-------- Document segment

Older Homeowners Get Lower Prices: What Sellers Need to Know

Research suggests that sellers may receive lower prices for their homes once they reach around age 70, compared to younger homeowners.

Published on Feb. 15, 2026

A new study from the Center for Retirement Research at Boston College found that an 80-year-old homeowner may get approximately 5% less for a house held for about 11 years, compared to someone in their 40s or 50s. This trend is particularly relevant as the baby boomer generation ages, with 68% intending to age in place and contributing to the current limited housing supply. Factors like deferred maintenance, fewer upgrades, and selling through private listings rather than the public Multiple Listing Service contribute to this disparity in sale prices. Despite this potential discount, home equity remains a substantial asset for older Americans, representing roughly 50% of the median wealth for households age 65 and over.

Why it matters

As the baby boomer generation ages, this trend of older homeowners receiving lower prices for their homes is particularly relevant. The limited housing supply due to a significant portion of baby boomers aging in place, combined with factors like deferred maintenance and private sales, could impact the retirement plans and financial security of older Americans who are relying on their home equity as a major asset.

The details

The research brief from the Center for Retirement Research at Boston College found that an 80-year-old homeowner gets approximately 5% less for a house held for about 11 years, compared to someone in their 40s or 50s. On a median home price of $405,400 (as of December 2025), this translates to a potential loss of $20,270. Several factors contribute to this disparity, including homes owned by older individuals being more likely to show signs of deferred maintenance or lack recent upgrades, and older homeowners being more inclined to sell through private, off-market listings, which limit buyer competition and often involve investors, typically resulting in lower offers.

----------------

Problem details
Duplicate the passage of the article on older homeowners' sale prices from "The research brief" up to and including "in lower offers.".

-------- Raw data

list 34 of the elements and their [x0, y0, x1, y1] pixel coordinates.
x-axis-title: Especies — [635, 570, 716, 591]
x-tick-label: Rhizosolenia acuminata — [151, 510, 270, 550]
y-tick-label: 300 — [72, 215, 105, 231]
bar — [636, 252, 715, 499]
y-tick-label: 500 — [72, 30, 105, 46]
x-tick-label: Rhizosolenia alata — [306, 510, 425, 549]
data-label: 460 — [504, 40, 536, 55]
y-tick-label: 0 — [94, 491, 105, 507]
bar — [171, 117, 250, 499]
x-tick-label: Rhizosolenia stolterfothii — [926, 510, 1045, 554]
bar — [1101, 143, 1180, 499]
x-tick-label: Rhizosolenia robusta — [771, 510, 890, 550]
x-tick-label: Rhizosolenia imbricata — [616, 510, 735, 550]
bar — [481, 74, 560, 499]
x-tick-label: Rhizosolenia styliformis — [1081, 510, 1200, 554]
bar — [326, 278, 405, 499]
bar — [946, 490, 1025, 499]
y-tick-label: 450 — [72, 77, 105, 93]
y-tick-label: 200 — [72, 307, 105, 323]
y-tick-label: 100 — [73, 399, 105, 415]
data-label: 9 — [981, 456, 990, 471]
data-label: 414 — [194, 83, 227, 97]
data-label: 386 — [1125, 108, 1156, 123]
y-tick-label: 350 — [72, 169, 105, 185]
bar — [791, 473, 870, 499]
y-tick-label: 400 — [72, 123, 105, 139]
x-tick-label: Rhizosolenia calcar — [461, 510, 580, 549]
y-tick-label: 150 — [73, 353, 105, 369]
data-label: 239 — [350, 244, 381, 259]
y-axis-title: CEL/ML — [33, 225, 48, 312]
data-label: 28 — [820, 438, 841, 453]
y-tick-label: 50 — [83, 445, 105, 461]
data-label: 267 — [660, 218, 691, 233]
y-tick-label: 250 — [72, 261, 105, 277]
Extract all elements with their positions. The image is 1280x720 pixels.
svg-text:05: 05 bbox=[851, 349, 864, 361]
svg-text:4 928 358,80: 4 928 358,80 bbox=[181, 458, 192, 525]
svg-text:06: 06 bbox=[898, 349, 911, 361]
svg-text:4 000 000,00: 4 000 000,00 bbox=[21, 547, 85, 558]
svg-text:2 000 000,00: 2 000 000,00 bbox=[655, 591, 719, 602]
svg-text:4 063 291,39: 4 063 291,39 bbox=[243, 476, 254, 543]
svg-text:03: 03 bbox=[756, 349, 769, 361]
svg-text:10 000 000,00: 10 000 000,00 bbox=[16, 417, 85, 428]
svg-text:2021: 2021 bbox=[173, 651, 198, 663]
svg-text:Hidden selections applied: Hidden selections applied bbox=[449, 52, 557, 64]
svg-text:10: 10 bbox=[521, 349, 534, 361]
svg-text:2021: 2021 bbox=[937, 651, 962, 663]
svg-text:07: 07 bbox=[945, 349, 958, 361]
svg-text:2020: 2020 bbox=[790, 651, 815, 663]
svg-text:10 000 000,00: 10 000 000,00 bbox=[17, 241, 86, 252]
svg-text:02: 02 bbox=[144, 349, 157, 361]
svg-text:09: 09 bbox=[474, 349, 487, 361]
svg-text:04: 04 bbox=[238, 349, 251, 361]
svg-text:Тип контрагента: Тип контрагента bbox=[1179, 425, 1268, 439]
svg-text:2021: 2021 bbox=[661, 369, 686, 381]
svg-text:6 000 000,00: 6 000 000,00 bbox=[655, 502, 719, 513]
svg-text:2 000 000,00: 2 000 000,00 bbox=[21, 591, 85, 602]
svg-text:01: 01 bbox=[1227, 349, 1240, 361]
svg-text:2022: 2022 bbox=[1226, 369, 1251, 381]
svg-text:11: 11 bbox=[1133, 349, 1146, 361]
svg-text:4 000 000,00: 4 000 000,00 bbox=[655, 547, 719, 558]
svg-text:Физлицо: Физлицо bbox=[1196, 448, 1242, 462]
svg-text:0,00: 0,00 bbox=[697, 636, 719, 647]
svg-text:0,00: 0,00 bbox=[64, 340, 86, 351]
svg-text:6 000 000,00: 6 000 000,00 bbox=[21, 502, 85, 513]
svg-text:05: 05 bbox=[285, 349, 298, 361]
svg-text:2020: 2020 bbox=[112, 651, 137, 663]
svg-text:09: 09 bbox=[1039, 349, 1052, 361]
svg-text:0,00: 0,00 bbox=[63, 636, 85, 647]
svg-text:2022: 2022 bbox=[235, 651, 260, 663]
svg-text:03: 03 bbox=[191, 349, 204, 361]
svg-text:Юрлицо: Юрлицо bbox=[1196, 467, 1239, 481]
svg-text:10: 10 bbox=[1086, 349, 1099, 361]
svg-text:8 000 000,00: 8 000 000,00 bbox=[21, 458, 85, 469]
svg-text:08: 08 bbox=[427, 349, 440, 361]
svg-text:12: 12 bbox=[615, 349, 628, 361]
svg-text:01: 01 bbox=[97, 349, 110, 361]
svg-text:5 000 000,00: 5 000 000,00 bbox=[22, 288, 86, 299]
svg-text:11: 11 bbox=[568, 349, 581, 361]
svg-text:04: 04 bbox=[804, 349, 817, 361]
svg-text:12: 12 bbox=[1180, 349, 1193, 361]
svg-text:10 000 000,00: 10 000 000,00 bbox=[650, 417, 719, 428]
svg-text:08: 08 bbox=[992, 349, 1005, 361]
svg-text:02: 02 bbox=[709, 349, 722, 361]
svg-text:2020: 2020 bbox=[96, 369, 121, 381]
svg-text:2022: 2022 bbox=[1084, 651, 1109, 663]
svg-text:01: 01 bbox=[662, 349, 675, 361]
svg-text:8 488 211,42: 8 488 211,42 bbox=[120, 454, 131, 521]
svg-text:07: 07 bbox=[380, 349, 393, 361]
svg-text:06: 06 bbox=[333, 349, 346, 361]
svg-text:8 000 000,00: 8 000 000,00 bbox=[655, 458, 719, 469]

----------------

Complete answer
The research brief from the Center for Retirement Research at Boston College found that an 80-year-old homeowner gets approximately 5% less for a house held for about 11 years, compared to someone in their 40s or 50s. On a median home price of $405,400 (as of December 2025), this translates to a potential loss of $20,270. Several factors contribute to this disparity, including homes owned by older individuals being more likely to show signs of deferred maintenance or lack recent upgrades, and older homeowners being more inclined to sell through private, off-market listings, which limit buyer competition and often involve investors, typically resulting in lower offers.